#### [What you will do]
Locate every line below that contains the word "Teplota" and copy it.

▬▬▬

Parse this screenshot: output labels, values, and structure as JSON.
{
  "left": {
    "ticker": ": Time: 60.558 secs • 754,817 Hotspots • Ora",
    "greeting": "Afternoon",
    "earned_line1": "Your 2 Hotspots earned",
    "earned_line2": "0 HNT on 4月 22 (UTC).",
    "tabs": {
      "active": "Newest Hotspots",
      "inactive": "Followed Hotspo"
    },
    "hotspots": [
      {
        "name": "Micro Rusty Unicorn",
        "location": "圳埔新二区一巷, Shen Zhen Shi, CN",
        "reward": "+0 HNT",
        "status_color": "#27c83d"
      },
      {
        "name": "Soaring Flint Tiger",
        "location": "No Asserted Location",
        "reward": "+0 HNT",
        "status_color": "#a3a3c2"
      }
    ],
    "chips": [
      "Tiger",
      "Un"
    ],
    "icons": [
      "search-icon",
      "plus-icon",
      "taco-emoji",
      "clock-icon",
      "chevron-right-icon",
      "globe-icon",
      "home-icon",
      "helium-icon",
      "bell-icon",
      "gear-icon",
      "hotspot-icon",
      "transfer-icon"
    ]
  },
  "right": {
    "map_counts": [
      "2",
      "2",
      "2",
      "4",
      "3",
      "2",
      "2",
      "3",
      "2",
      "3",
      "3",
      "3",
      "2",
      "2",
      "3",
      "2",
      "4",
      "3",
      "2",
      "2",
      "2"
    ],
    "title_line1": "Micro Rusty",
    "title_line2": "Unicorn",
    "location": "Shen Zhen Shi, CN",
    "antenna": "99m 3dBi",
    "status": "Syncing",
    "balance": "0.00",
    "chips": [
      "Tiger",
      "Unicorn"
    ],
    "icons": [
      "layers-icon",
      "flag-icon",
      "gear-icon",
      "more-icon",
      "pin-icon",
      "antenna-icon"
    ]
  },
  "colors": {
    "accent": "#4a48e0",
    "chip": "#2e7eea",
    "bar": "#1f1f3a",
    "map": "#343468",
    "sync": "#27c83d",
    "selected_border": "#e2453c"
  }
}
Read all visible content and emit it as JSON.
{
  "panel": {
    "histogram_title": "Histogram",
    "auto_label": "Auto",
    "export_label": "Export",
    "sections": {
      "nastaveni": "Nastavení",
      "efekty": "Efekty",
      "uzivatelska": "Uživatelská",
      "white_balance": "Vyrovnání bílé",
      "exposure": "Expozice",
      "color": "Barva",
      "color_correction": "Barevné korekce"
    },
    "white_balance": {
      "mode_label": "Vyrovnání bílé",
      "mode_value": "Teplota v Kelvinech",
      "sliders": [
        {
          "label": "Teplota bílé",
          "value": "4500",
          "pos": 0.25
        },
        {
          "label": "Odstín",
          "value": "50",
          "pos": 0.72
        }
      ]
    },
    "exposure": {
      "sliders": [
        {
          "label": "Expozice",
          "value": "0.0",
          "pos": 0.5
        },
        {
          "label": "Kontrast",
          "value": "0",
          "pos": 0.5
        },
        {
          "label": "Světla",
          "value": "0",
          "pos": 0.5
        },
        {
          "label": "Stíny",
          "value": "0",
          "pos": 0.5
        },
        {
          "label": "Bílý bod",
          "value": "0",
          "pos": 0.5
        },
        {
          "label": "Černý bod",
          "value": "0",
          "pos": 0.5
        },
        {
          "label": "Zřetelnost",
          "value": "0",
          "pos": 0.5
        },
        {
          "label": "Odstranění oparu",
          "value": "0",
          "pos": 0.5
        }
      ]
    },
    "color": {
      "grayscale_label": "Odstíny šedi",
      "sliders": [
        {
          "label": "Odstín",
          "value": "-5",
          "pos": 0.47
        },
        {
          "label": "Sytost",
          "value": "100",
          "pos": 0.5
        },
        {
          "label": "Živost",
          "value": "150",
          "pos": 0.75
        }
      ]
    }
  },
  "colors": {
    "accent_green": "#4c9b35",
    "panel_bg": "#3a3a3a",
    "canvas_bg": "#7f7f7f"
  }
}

▬▬▬

#### [Response below]
      "mode_value": "Teplota v Kelvinech",
          "label": "Teplota bílé",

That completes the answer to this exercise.